Material for this exercise:
>> Begin
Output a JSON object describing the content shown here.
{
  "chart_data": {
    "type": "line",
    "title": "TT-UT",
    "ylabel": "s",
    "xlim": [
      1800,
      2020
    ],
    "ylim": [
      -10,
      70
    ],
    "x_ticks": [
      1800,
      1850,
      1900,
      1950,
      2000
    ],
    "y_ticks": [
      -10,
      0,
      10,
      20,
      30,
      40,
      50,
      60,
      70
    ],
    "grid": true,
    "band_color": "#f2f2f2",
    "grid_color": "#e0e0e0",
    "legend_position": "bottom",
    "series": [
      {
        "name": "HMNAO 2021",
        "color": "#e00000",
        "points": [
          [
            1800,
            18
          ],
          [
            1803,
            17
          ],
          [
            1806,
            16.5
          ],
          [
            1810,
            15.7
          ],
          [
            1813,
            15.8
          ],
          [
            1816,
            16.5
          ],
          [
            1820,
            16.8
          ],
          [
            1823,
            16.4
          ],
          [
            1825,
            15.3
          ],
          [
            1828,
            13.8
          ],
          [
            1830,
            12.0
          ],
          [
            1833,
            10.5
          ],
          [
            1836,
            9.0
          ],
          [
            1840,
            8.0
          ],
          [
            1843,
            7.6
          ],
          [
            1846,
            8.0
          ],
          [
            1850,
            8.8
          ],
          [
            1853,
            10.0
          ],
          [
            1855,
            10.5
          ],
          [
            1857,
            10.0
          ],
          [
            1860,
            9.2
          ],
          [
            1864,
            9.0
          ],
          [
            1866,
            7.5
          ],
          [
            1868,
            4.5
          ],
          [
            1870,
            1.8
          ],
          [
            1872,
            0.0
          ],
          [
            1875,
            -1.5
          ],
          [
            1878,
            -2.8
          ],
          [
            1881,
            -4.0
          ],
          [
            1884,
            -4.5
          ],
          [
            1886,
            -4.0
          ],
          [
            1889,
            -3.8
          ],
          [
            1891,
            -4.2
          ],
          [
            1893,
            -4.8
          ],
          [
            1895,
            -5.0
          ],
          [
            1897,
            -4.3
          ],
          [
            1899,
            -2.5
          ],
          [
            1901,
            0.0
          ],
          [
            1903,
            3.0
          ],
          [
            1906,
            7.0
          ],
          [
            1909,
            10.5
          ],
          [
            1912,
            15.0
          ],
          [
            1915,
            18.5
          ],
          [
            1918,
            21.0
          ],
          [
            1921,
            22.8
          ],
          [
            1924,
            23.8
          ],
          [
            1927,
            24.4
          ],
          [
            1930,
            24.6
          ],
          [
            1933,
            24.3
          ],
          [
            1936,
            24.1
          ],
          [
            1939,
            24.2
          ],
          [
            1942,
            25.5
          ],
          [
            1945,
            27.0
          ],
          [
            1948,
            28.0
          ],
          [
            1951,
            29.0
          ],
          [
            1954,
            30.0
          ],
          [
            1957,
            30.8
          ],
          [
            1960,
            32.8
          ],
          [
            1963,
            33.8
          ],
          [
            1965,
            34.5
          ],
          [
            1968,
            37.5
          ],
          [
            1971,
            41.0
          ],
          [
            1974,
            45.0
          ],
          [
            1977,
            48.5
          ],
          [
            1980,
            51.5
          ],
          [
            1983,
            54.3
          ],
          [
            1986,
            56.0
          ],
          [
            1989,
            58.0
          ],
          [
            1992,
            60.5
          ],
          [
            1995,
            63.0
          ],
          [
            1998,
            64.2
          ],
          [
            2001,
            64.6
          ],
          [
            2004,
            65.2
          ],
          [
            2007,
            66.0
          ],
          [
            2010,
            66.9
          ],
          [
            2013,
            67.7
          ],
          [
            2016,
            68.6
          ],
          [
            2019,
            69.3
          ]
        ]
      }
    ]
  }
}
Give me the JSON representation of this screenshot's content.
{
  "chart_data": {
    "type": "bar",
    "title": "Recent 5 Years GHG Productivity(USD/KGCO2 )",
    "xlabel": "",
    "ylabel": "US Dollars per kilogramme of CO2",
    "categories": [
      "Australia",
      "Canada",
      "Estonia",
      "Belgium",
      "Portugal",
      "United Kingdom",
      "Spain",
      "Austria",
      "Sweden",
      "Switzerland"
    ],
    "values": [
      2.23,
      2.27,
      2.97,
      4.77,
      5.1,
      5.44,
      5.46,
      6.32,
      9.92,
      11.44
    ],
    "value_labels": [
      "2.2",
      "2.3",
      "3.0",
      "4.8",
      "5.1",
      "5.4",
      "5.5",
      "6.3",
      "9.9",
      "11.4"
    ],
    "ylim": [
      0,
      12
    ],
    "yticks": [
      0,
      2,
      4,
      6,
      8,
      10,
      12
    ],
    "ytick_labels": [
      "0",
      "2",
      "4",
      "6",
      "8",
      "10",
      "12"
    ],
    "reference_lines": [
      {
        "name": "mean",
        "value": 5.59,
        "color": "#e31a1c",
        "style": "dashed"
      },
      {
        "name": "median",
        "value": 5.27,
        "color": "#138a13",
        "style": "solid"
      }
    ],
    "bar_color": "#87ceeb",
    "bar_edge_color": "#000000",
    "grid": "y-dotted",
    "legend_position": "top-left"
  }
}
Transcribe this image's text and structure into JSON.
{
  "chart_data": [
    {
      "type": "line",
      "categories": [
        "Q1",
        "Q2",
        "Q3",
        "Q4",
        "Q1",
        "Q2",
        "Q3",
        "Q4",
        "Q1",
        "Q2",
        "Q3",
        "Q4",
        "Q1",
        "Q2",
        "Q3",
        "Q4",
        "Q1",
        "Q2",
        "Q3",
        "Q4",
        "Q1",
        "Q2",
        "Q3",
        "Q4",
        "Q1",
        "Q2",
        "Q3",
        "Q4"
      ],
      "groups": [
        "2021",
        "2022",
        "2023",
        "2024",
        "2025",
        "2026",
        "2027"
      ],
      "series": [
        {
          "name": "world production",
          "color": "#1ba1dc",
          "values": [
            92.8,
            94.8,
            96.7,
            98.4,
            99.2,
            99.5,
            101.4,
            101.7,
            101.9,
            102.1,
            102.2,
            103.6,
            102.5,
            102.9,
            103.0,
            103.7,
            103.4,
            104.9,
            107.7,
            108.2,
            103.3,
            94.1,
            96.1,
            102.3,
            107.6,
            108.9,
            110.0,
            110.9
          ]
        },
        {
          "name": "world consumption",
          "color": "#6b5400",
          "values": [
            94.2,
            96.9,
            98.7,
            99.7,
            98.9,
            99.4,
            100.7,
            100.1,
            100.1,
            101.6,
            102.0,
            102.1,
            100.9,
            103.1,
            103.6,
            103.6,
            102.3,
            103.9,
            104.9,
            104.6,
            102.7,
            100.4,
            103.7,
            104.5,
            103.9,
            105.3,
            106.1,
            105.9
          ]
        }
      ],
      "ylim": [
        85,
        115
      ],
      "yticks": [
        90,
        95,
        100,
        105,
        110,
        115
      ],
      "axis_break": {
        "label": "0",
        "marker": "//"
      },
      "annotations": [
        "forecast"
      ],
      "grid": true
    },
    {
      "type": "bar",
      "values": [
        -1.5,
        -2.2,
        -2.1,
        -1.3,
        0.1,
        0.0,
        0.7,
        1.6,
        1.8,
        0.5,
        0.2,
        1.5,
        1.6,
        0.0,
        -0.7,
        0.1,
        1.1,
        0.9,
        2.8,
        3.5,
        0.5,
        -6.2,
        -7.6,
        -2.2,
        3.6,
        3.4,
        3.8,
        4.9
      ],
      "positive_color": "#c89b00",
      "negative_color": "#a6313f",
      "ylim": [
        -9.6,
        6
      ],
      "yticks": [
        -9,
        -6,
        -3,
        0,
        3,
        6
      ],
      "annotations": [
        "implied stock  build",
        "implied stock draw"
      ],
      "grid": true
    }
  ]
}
>> End
Written task: Please output the entries above, every line exactly as it reads.

Answer for the task:
Output a JSON object describing the content shown here.
{
  "chart_data": {
    "type": "line",
    "title": "TT-UT",
    "ylabel": "s",
    "xlim": [
      1800,
      2020
    ],
    "ylim": [
      -10,
      70
    ],
    "x_ticks": [
      1800,
      1850,
      1900,
      1950,
      2000
    ],
    "y_ticks": [
      -10,
      0,
      10,
      20,
      30,
      40,
      50,
      60,
      70
    ],
    "grid": true,
    "band_color": "#f2f2f2",
    "grid_color": "#e0e0e0",
    "legend_position": "bottom",
    "series": [
      {
        "name": "HMNAO 2021",
        "color": "#e00000",
        "points": [
          [
            1800,
            18
          ],
          [
            1803,
            17
          ],
          [
            1806,
            16.5
          ],
          [
            1810,
            15.7
          ],
          [
            1813,
            15.8
          ],
          [
            1816,
            16.5
          ],
          [
            1820,
            16.8
          ],
          [
            1823,
            16.4
          ],
          [
            1825,
            15.3
          ],
          [
            1828,
            13.8
          ],
          [
            1830,
            12.0
          ],
          [
            1833,
            10.5
          ],
          [
            1836,
            9.0
          ],
          [
            1840,
            8.0
          ],
          [
            1843,
            7.6
          ],
          [
            1846,
            8.0
          ],
          [
            1850,
            8.8
          ],
          [
            1853,
            10.0
          ],
          [
            1855,
            10.5
          ],
          [
            1857,
            10.0
          ],
          [
            1860,
            9.2
          ],
          [
            1864,
            9.0
          ],
          [
            1866,
            7.5
          ],
          [
            1868,
            4.5
          ],
          [
            1870,
            1.8
          ],
          [
            1872,
            0.0
          ],
          [
            1875,
            -1.5
          ],
          [
            1878,
            -2.8
          ],
          [
            1881,
            -4.0
          ],
          [
            1884,
            -4.5
          ],
          [
            1886,
            -4.0
          ],
          [
            1889,
            -3.8
          ],
          [
            1891,
            -4.2
          ],
          [
            1893,
            -4.8
          ],
          [
            1895,
            -5.0
          ],
          [
            1897,
            -4.3
          ],
          [
            1899,
            -2.5
          ],
          [
            1901,
            0.0
          ],
          [
            1903,
            3.0
          ],
          [
            1906,
            7.0
          ],
          [
            1909,
            10.5
          ],
          [
            1912,
            15.0
          ],
          [
            1915,
            18.5
          ],
          [
            1918,
            21.0
          ],
          [
            1921,
            22.8
          ],
          [
            1924,
            23.8
          ],
          [
            1927,
            24.4
          ],
          [
            1930,
            24.6
          ],
          [
            1933,
            24.3
          ],
          [
            1936,
            24.1
          ],
          [
            1939,
            24.2
          ],
          [
            1942,
            25.5
          ],
          [
            1945,
            27.0
          ],
          [
            1948,
            28.0
          ],
          [
            1951,
            29.0
          ],
          [
            1954,
            30.0
          ],
          [
            1957,
            30.8
          ],
          [
            1960,
            32.8
          ],
          [
            1963,
            33.8
          ],
          [
            1965,
            34.5
          ],
          [
            1968,
            37.5
          ],
          [
            1971,
            41.0
          ],
          [
            1974,
            45.0
          ],
          [
            1977,
            48.5
          ],
          [
            1980,
            51.5
          ],
          [
            1983,
            54.3
          ],
          [
            1986,
            56.0
          ],
          [
            1989,
            58.0
          ],
          [
            1992,
            60.5
          ],
          [
            1995,
            63.0
          ],
          [
            1998,
            64.2
          ],
          [
            2001,
            64.6
          ],
          [
            2004,
            65.2
          ],
          [
            2007,
            66.0
          ],
          [
            2010,
            66.9
          ],
          [
            2013,
            67.7
          ],
          [
            2016,
            68.6
          ],
          [
            2019,
            69.3
          ]
        ]
      }
    ]
  }
}
Give me the JSON representation of this screenshot's content.
{
  "chart_data": {
    "type": "bar",
    "title": "Recent 5 Years GHG Productivity(USD/KGCO2 )",
    "xlabel": "",
    "ylabel": "US Dollars per kilogramme of CO2",
    "categories": [
      "Australia",
      "Canada",
      "Estonia",
      "Belgium",
      "Portugal",
      "United Kingdom",
      "Spain",
      "Austria",
      "Sweden",
      "Switzerland"
    ],
    "values": [
      2.23,
      2.27,
      2.97,
      4.77,
      5.1,
      5.44,
      5.46,
      6.32,
      9.92,
      11.44
    ],
    "value_labels": [
      "2.2",
      "2.3",
      "3.0",
      "4.8",
      "5.1",
      "5.4",
      "5.5",
      "6.3",
      "9.9",
      "11.4"
    ],
    "ylim": [
      0,
      12
    ],
    "yticks": [
      0,
      2,
      4,
      6,
      8,
      10,
      12
    ],
    "ytick_labels": [
      "0",
      "2",
      "4",
      "6",
      "8",
      "10",
      "12"
    ],
    "reference_lines": [
      {
        "name": "mean",
        "value": 5.59,
        "color": "#e31a1c",
        "style": "dashed"
      },
      {
        "name": "median",
        "value": 5.27,
        "color": "#138a13",
        "style": "solid"
      }
    ],
    "bar_color": "#87ceeb",
    "bar_edge_color": "#000000",
    "grid": "y-dotted",
    "legend_position": "top-left"
  }
}
Transcribe this image's text and structure into JSON.
{
  "chart_data": [
    {
      "type": "line",
      "categories": [
        "Q1",
        "Q2",
        "Q3",
        "Q4",
        "Q1",
        "Q2",
        "Q3",
        "Q4",
        "Q1",
        "Q2",
        "Q3",
        "Q4",
        "Q1",
        "Q2",
        "Q3",
        "Q4",
        "Q1",
        "Q2",
        "Q3",
        "Q4",
        "Q1",
        "Q2",
        "Q3",
        "Q4",
        "Q1",
        "Q2",
        "Q3",
        "Q4"
      ],
      "groups": [
        "2021",
        "2022",
        "2023",
        "2024",
        "2025",
        "2026",
        "2027"
      ],
      "series": [
        {
          "name": "world production",
          "color": "#1ba1dc",
          "values": [
            92.8,
            94.8,
            96.7,
            98.4,
            99.2,
            99.5,
            101.4,
            101.7,
            101.9,
            102.1,
            102.2,
            103.6,
            102.5,
            102.9,
            103.0,
            103.7,
            103.4,
            104.9,
            107.7,
            108.2,
            103.3,
            94.1,
            96.1,
            102.3,
            107.6,
            108.9,
            110.0,
            110.9
          ]
        },
        {
          "name": "world consumption",
          "color": "#6b5400",
          "values": [
            94.2,
            96.9,
            98.7,
            99.7,
            98.9,
            99.4,
            100.7,
            100.1,
            100.1,
            101.6,
            102.0,
            102.1,
            100.9,
            103.1,
            103.6,
            103.6,
            102.3,
            103.9,
            104.9,
            104.6,
            102.7,
            100.4,
            103.7,
            104.5,
            103.9,
            105.3,
            106.1,
            105.9
          ]
        }
      ],
      "ylim": [
        85,
        115
      ],
      "yticks": [
        90,
        95,
        100,
        105,
        110,
        115
      ],
      "axis_break": {
        "label": "0",
        "marker": "//"
      },
      "annotations": [
        "forecast"
      ],
      "grid": true
    },
    {
      "type": "bar",
      "values": [
        -1.5,
        -2.2,
        -2.1,
        -1.3,
        0.1,
        0.0,
        0.7,
        1.6,
        1.8,
        0.5,
        0.2,
        1.5,
        1.6,
        0.0,
        -0.7,
        0.1,
        1.1,
        0.9,
        2.8,
        3.5,
        0.5,
        -6.2,
        -7.6,
        -2.2,
        3.6,
        3.4,
        3.8,
        4.9
      ],
      "positive_color": "#c89b00",
      "negative_color": "#a6313f",
      "ylim": [
        -9.6,
        6
      ],
      "yticks": [
        -9,
        -6,
        -3,
        0,
        3,
        6
      ],
      "annotations": [
        "implied stock  build",
        "implied stock draw"
      ],
      "grid": true
    }
  ]
}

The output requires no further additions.